**GIVEN PROBLEM**
Set the listing down again in full, word for word, with the pictures left out.

**DATASET RECORDS**
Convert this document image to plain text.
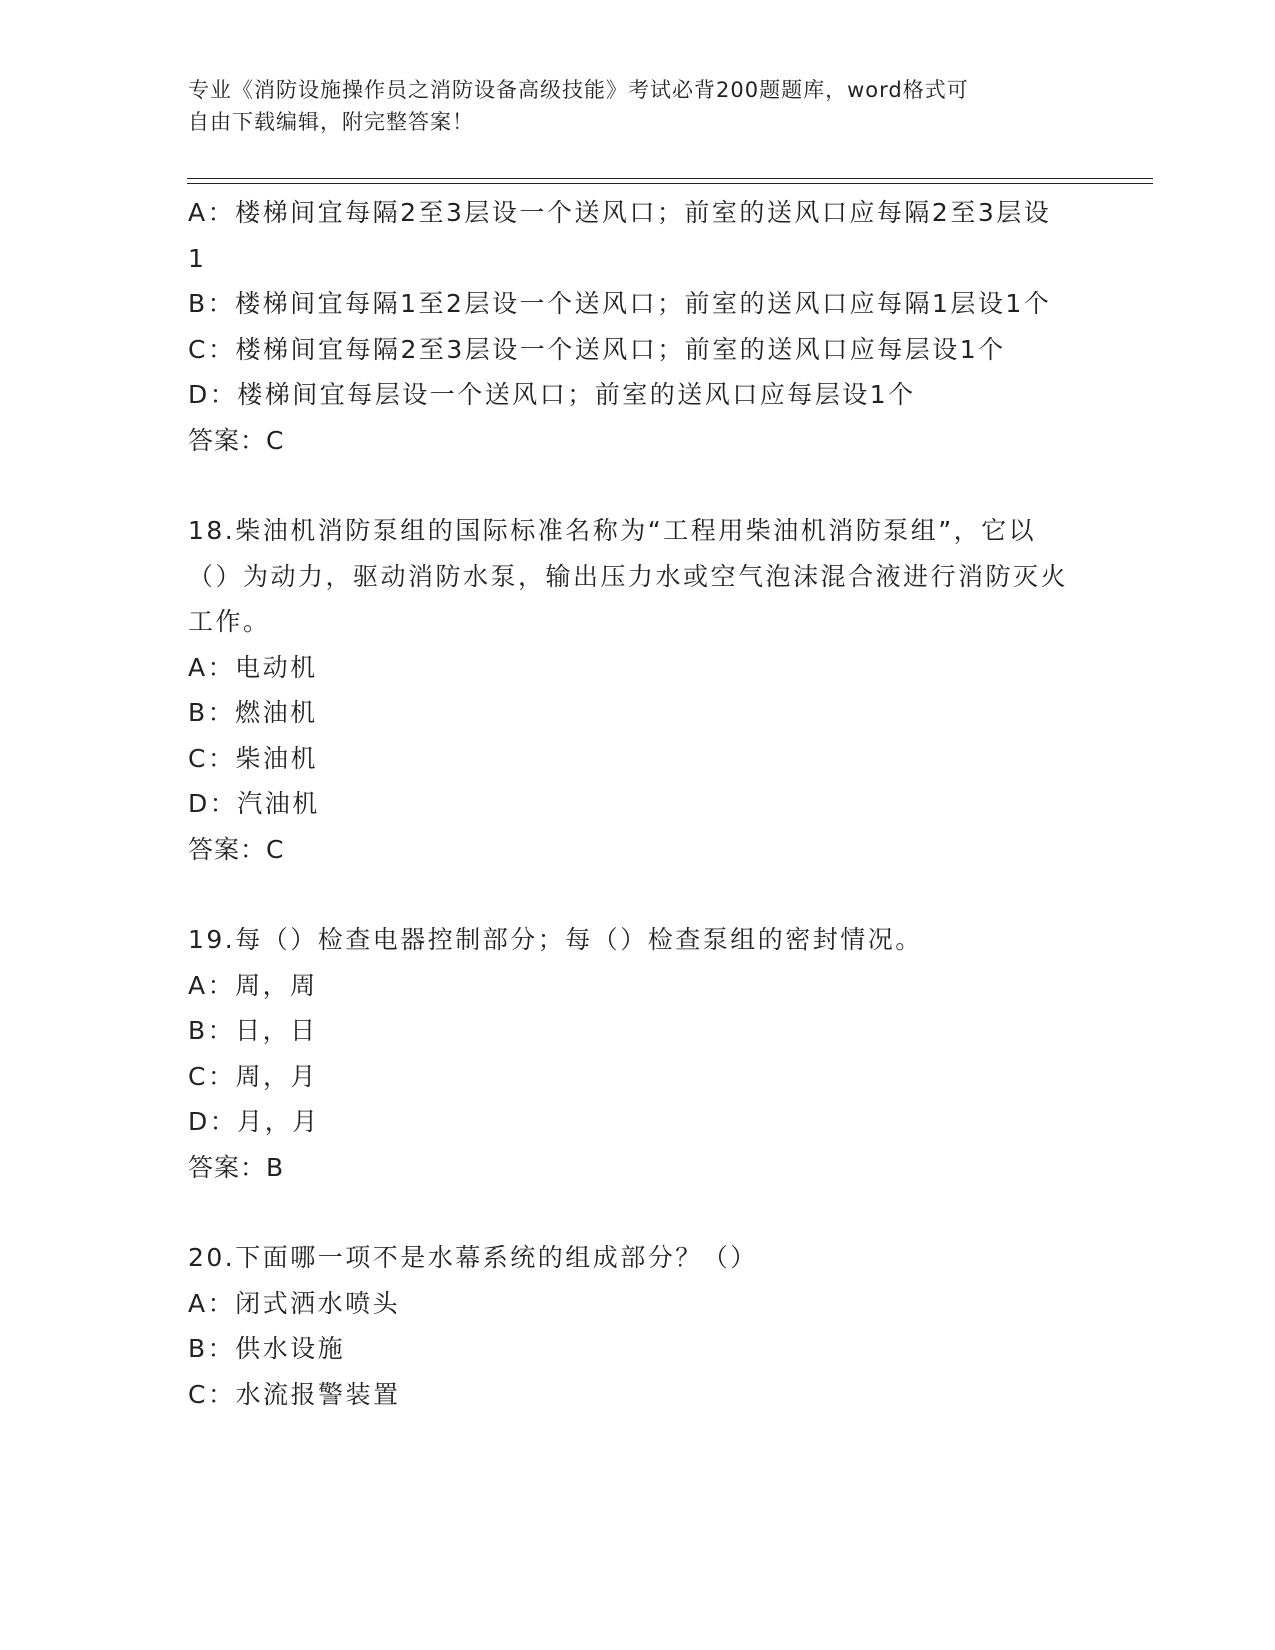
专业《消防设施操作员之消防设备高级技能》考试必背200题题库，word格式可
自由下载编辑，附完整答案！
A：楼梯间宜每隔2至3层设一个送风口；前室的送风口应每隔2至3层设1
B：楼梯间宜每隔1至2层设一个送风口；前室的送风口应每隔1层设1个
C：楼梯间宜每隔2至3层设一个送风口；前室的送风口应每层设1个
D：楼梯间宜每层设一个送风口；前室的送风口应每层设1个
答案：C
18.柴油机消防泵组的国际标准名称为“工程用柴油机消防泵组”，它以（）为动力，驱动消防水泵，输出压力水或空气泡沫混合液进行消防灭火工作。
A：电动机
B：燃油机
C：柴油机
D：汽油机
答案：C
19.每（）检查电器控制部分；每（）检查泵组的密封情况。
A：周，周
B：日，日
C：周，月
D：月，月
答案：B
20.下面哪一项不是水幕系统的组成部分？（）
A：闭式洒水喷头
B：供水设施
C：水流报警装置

**OUTPUT OF THE TASK**
Convert this document image to plain text.
专业《消防设施操作员之消防设备高级技能》考试必背200题题库，word格式可
自由下载编辑，附完整答案！
A：楼梯间宜每隔2至3层设一个送风口；前室的送风口应每隔2至3层设1
B：楼梯间宜每隔1至2层设一个送风口；前室的送风口应每隔1层设1个
C：楼梯间宜每隔2至3层设一个送风口；前室的送风口应每层设1个
D：楼梯间宜每层设一个送风口；前室的送风口应每层设1个
答案：C
18.柴油机消防泵组的国际标准名称为“工程用柴油机消防泵组”，它以（）为动力，驱动消防水泵，输出压力水或空气泡沫混合液进行消防灭火工作。
A：电动机
B：燃油机
C：柴油机
D：汽油机
答案：C
19.每（）检查电器控制部分；每（）检查泵组的密封情况。
A：周，周
B：日，日
C：周，月
D：月，月
答案：B
20.下面哪一项不是水幕系统的组成部分？（）
A：闭式洒水喷头
B：供水设施
C：水流报警装置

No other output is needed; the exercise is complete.